Transcribe all the entries word for word, omitting any pictures they contain.

## start

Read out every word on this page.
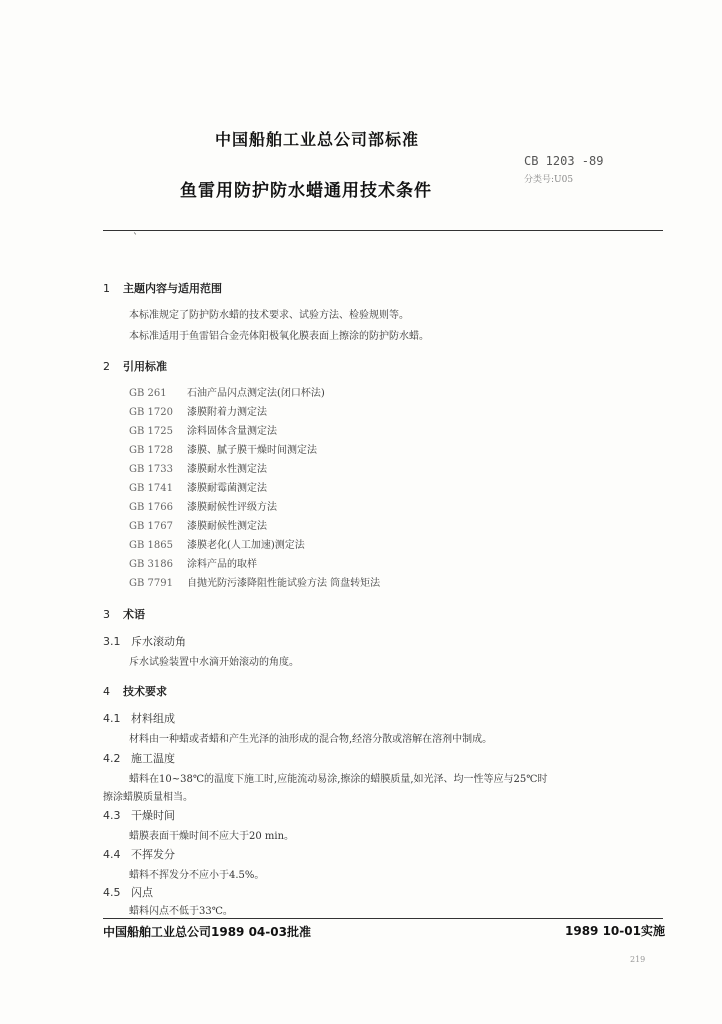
中国船舶工业总公司部标准
CB 1203 -89
分类号:U05
鱼雷用防护防水蜡通用技术条件
`
1 主题内容与适用范围
本标准规定了防护防水蜡的技术要求、试验方法、检验规则等。
本标准适用于鱼雷铝合金壳体阳极氧化膜表面上擦涂的防护防水蜡。
2 引用标准
GB 261 石油产品闪点测定法(闭口杯法)
GB 1720 漆膜附着力测定法
GB 1725 涂料固体含量测定法
GB 1728 漆膜、腻子膜干燥时间测定法
GB 1733 漆膜耐水性测定法
GB 1741 漆膜耐霉菌测定法
GB 1766 漆膜耐候性评级方法
GB 1767 漆膜耐候性测定法
GB 1865 漆膜老化(人工加速)测定法
GB 3186 涂料产品的取样
GB 7791 自抛光防污漆降阻性能试验方法 筒盘转矩法
3 术语
3.1 斥水滚动角
斥水试验装置中水滴开始滚动的角度。
4 技术要求
4.1 材料组成
材料由一种蜡或者蜡和产生光泽的油形成的混合物,经溶分散或溶解在溶剂中制成。
4.2 施工温度
蜡料在10~38℃的温度下施工时,应能流动易涂,擦涂的蜡膜质量,如光泽、均一性等应与25℃时
擦涂蜡膜质量相当。
4.3 干燥时间
蜡膜表面干燥时间不应大于20 min。
4.4 不挥发分
蜡料不挥发分不应小于4.5%。
4.5 闪点
蜡料闪点不低于33℃。
中国船舶工业总公司1989 04-03批准	1989 10-01实施
219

## end

Task output -
Read out every word on this page.
中国船舶工业总公司部标准
CB 1203 -89
分类号:U05
鱼雷用防护防水蜡通用技术条件
`
1 主题内容与适用范围
本标准规定了防护防水蜡的技术要求、试验方法、检验规则等。
本标准适用于鱼雷铝合金壳体阳极氧化膜表面上擦涂的防护防水蜡。
2 引用标准
GB 261 石油产品闪点测定法(闭口杯法)
GB 1720 漆膜附着力测定法
GB 1725 涂料固体含量测定法
GB 1728 漆膜、腻子膜干燥时间测定法
GB 1733 漆膜耐水性测定法
GB 1741 漆膜耐霉菌测定法
GB 1766 漆膜耐候性评级方法
GB 1767 漆膜耐候性测定法
GB 1865 漆膜老化(人工加速)测定法
GB 3186 涂料产品的取样
GB 7791 自抛光防污漆降阻性能试验方法 筒盘转矩法
3 术语
3.1 斥水滚动角
斥水试验装置中水滴开始滚动的角度。
4 技术要求
4.1 材料组成
材料由一种蜡或者蜡和产生光泽的油形成的混合物,经溶分散或溶解在溶剂中制成。
4.2 施工温度
蜡料在10~38℃的温度下施工时,应能流动易涂,擦涂的蜡膜质量,如光泽、均一性等应与25℃时
擦涂蜡膜质量相当。
4.3 干燥时间
蜡膜表面干燥时间不应大于20 min。
4.4 不挥发分
蜡料不挥发分不应小于4.5%。
4.5 闪点
蜡料闪点不低于33℃。
中国船舶工业总公司1989 04-03批准	1989 10-01实施
219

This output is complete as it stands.